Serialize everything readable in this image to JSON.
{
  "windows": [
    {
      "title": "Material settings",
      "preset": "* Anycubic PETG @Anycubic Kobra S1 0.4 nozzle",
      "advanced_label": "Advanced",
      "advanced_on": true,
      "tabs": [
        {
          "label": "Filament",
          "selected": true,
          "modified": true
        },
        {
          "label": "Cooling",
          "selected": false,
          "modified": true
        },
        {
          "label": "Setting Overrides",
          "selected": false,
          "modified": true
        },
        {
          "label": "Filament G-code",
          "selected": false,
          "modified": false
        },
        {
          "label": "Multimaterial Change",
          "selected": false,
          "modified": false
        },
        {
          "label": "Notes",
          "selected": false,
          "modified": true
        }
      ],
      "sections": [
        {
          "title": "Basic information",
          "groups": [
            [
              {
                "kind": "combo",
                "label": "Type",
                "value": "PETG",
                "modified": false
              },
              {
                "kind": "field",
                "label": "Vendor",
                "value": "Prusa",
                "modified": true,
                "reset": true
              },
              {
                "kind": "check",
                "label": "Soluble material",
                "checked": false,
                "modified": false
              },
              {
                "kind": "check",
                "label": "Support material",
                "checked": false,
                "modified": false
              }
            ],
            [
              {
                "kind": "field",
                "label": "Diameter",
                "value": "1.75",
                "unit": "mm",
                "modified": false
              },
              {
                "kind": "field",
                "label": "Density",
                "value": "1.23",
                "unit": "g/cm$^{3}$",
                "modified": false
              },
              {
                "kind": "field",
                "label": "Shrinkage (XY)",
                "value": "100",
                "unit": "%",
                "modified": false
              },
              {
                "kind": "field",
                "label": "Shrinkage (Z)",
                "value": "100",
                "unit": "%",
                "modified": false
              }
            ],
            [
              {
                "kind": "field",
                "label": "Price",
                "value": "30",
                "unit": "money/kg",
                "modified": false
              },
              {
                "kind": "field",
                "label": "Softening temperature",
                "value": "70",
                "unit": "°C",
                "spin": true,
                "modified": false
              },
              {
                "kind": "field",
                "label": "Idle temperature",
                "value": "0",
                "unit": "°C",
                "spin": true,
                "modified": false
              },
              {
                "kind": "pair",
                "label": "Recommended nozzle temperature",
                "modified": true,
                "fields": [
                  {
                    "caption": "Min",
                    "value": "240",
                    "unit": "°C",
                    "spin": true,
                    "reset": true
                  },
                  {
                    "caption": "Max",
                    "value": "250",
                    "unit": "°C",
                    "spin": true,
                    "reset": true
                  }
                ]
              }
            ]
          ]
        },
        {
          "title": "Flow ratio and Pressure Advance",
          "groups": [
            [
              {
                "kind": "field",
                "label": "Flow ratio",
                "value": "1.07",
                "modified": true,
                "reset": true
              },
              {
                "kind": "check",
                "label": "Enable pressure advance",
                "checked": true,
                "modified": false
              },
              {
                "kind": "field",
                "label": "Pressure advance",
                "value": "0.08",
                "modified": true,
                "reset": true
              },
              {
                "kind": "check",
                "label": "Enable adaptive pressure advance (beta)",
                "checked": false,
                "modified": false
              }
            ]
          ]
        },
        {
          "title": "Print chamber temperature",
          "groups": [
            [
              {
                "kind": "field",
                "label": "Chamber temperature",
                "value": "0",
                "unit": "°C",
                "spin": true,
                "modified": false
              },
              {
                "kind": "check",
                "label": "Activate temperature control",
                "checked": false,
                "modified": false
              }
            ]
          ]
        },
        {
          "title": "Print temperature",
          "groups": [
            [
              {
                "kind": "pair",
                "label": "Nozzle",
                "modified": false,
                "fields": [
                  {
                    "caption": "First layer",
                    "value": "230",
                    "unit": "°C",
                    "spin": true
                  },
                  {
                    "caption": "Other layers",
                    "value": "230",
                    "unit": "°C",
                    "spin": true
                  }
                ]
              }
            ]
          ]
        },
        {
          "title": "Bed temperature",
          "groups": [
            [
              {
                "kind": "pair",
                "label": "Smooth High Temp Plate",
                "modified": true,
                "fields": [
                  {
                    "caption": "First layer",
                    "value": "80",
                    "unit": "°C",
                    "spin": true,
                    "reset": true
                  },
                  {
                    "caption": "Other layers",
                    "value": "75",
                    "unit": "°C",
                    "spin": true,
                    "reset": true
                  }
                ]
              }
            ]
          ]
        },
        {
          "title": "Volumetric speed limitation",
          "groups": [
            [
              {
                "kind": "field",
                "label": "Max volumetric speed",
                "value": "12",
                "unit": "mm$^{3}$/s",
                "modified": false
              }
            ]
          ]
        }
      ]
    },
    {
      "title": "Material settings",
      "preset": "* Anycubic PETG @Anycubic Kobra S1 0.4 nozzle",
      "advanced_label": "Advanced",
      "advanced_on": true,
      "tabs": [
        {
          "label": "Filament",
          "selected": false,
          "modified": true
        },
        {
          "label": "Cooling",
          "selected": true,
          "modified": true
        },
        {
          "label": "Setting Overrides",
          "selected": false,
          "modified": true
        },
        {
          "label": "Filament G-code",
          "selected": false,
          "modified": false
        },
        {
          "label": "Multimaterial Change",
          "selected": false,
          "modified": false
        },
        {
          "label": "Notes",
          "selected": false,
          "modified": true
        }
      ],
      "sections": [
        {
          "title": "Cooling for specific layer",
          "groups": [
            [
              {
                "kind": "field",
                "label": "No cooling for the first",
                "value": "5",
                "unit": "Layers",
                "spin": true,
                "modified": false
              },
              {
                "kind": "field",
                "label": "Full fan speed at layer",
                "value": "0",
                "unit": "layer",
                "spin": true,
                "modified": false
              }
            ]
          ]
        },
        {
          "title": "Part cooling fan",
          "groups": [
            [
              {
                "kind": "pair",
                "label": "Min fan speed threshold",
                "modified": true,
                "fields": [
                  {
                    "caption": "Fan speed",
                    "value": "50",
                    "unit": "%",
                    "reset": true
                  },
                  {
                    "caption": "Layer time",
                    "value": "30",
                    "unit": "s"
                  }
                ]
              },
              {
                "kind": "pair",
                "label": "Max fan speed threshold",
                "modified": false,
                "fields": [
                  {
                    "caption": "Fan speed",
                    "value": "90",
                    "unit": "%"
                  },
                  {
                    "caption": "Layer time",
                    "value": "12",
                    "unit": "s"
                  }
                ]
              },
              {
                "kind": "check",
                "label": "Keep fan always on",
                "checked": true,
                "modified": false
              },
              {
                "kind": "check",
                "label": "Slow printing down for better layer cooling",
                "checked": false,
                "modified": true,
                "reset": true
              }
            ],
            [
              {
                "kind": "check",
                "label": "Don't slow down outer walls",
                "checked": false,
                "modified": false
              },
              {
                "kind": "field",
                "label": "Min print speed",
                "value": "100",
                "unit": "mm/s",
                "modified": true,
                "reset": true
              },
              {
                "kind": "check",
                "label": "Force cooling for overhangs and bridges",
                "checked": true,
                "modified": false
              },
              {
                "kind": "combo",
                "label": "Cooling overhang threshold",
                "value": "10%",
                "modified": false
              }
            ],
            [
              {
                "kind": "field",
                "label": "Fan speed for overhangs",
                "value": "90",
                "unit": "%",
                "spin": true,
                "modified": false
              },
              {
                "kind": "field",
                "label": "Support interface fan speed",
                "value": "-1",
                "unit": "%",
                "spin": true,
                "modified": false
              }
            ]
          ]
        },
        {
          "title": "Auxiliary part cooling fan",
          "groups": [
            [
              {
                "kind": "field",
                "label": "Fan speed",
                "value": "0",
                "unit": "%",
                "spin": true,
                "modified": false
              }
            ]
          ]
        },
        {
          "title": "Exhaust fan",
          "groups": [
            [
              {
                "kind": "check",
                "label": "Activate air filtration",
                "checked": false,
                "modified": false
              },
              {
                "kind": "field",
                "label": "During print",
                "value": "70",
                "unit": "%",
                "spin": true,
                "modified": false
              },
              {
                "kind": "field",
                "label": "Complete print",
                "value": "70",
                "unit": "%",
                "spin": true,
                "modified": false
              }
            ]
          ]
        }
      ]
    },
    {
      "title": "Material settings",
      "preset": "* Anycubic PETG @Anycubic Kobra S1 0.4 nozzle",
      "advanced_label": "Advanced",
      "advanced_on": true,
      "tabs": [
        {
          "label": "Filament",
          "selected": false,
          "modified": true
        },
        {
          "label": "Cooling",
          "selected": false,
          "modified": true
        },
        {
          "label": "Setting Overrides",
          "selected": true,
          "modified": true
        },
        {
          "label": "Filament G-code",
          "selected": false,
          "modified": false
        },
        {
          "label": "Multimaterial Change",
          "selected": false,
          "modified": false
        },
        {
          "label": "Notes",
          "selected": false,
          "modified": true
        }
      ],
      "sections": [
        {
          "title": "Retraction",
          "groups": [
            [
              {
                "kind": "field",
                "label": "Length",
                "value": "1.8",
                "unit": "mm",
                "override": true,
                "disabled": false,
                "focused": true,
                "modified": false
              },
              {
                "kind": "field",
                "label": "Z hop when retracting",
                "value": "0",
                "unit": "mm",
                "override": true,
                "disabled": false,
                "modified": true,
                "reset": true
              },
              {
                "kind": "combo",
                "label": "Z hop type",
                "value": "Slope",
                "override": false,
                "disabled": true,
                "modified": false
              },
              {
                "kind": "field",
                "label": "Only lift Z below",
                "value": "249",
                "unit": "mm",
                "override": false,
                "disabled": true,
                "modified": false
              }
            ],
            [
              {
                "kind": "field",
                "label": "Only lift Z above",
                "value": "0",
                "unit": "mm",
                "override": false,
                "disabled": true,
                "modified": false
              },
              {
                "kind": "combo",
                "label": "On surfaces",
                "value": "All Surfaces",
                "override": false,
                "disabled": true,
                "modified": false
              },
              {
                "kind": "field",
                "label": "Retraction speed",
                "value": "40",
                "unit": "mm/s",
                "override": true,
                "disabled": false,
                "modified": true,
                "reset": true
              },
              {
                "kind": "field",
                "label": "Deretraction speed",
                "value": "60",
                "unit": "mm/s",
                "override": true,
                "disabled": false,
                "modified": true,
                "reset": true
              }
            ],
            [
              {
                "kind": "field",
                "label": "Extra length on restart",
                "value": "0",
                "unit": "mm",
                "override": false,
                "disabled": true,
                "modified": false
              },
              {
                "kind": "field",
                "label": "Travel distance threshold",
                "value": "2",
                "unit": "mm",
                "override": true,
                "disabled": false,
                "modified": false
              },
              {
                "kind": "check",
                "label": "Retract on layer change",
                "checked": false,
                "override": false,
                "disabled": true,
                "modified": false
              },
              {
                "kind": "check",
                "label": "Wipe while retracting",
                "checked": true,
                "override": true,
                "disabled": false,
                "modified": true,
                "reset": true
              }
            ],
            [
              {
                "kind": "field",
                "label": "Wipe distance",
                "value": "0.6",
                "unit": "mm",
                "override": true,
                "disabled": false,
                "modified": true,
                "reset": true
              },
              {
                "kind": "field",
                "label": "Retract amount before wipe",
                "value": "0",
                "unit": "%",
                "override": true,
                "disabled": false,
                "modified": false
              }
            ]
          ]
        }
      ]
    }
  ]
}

************

§ **REQUIREMENTS**:
Which lines contain the word "Activate"? Copy each one.

§ **WRITTEN ANSWER**:
                "label": "Activate temperature control",
                "label": "Activate air filtration",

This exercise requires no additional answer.